### What is being asked
Recast the lines of all rows below as a single numbered list. Skip blank lines and leave out the pictures.

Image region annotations
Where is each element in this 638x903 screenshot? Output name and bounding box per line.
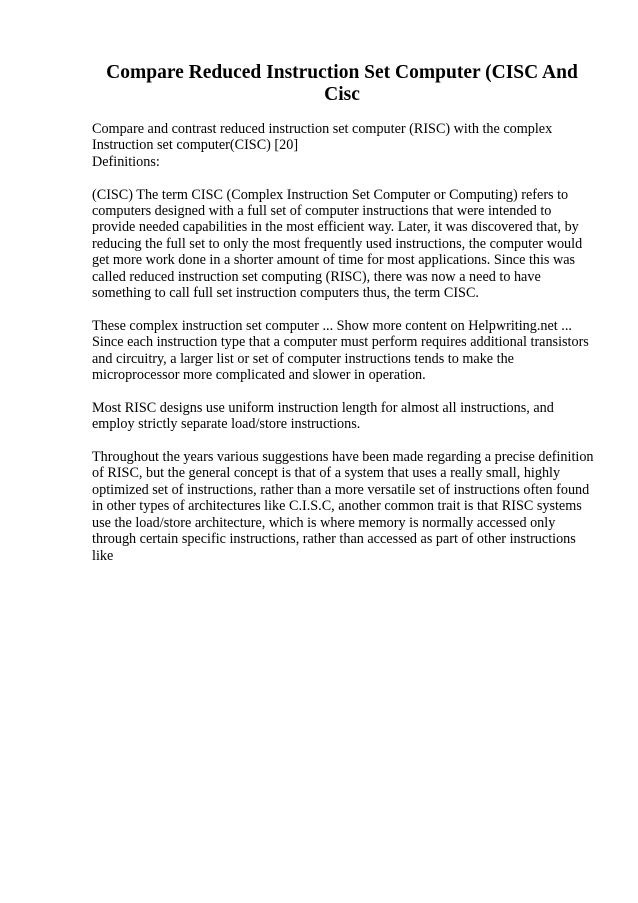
paragraph-risc-definition: Throughout the years various suggestions have been made regarding a precise definition of RISC, but the general concept is that of a system that uses a really small, highly optimized set of instructions, rather than a more versatile set of instructions often found in other types of architectures like C.I.S.C, another common trait is that RISC systems use the load/store architecture, which is where memory is normally accessed only through certain specific instructions, rather than accessed as part of other instructions like [92, 449, 594, 564]
definitions-label: Definitions: [92, 153, 160, 170]
intro-line: Compare and contrast reduced instruction set computer (RISC) with the complex Instruction set computer(CISC) [20] [92, 121, 553, 154]
document-body [92, 121, 597, 580]
paragraph-risc-designs: Most RISC designs use uniform instruction length for almost all instructions, and employ strictly separate load/store instructions. [92, 399, 554, 433]
paragraph-cisc-definition: (CISC) The term CISC (Complex Instruction Set Computer or Computing) refers to computers designed with a full set of computer instructions that were intended to provide needed capabilities in the most efficient way. Later, it was discovered that, by reducing the full set to only the most frequently used instructions, the computer would get more work done in a shorter amount of time for most applications. Since this was called reduced instruction set computing (RISC), there was now a need to have something to call full set instruction computers thus, the term CISC. [92, 186, 583, 302]
paragraph-complex-instruction-set: These complex instruction set computer ... Show more content on Helpwriting.net ... Since each instruction type that a computer must perform requires additional transistors and circuitry, a larger list or set of computer instructions tends to make the microprocessor more complicated and slower in operation. [92, 317, 589, 384]
document-title: Compare Reduced Instruction Set Computer (CISC And Cisc [106, 62, 578, 105]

### Answer for the task
1. Where is each element in this 638x903 screenshot? Output name and bounding box per line.
2. paragraph-risc-definition: Throughout the years various suggestions have been made regarding a precise definition of RISC, but the general concept is that of a system that uses a really small, highly optimized set of instructions, rather than a more versatile set of instructions often found in other types of architectures like C.I.S.C, another common trait is that RISC systems use the load/store architecture, which is where memory is normally accessed only through certain specific instructions, rather than accessed as part of other instructions like [92, 449, 594, 564]
3. definitions-label: Definitions: [92, 153, 160, 170]
4. intro-line: Compare and contrast reduced instruction set computer (RISC) with the complex Instruction set computer(CISC) [20] [92, 121, 553, 154]
5. document-body [92, 121, 597, 580]
6. paragraph-risc-designs: Most RISC designs use uniform instruction length for almost all instructions, and employ strictly separate load/store instructions. [92, 399, 554, 433]
7. paragraph-cisc-definition: (CISC) The term CISC (Complex Instruction Set Computer or Computing) refers to computers designed with a full set of computer instructions that were intended to provide needed capabilities in the most efficient way. Later, it was discovered that, by reducing the full set to only the most frequently used instructions, the computer would get more work done in a shorter amount of time for most applications. Since this was called reduced instruction set computing (RISC), there was now a need to have something to call full set instruction computers thus, the term CISC. [92, 186, 583, 302]
8. paragraph-complex-instruction-set: These complex instruction set computer ... Show more content on Helpwriting.net ... Since each instruction type that a computer must perform requires additional transistors and circuitry, a larger list or set of computer instructions tends to make the microprocessor more complicated and slower in operation. [92, 317, 589, 384]
9. document-title: Compare Reduced Instruction Set Computer (CISC And Cisc [106, 62, 578, 105]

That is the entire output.